* Start DATA FOR PROCESSING *
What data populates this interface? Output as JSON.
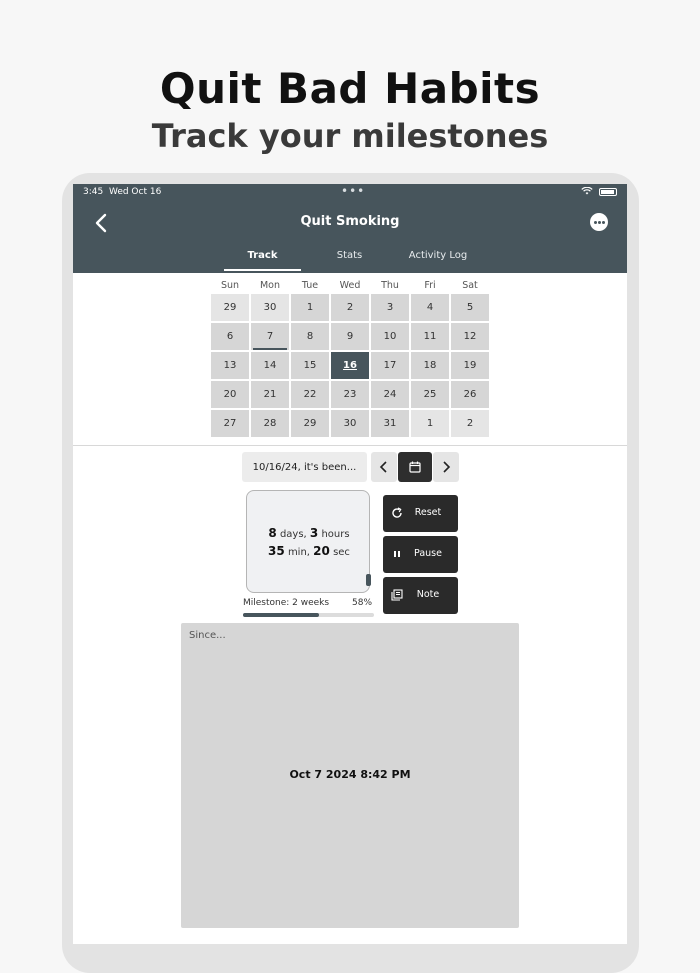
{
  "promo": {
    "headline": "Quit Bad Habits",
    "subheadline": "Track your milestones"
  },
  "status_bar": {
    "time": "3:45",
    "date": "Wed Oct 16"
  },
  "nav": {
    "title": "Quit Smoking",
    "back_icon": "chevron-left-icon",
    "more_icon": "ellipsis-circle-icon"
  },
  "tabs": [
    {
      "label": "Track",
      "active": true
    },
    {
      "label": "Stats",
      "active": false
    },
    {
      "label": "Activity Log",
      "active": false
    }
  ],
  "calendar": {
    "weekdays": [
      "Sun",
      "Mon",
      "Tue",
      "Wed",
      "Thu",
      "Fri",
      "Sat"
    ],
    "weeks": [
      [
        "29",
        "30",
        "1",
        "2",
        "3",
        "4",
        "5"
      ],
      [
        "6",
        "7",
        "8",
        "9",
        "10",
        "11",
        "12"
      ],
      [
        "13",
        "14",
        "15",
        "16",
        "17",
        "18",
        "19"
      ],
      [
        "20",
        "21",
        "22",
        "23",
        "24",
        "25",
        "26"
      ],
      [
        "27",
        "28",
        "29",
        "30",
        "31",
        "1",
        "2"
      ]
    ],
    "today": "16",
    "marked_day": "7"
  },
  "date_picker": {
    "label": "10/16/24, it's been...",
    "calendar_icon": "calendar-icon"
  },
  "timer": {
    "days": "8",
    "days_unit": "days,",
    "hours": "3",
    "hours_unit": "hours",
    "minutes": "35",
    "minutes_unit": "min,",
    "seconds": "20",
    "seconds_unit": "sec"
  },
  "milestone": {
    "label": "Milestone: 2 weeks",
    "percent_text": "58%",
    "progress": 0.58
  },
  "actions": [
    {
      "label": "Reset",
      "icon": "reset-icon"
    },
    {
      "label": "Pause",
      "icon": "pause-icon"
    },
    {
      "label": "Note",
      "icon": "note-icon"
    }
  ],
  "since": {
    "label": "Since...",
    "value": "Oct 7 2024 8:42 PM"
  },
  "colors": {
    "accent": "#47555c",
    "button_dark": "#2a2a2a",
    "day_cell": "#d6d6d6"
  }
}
* End DATA FOR PROCESSING *
**THE PROBLEM**
Select and copy every line from the records that includes the word "label".

**ANSWER TO THE TASK**
      "label": "Track",
      "label": "Stats",
      "label": "Activity Log",
    "label": "10/16/24, it's been...",
    "label": "Milestone: 2 weeks",
      "label": "Reset",
      "label": "Pause",
      "label": "Note",
    "label": "Since...",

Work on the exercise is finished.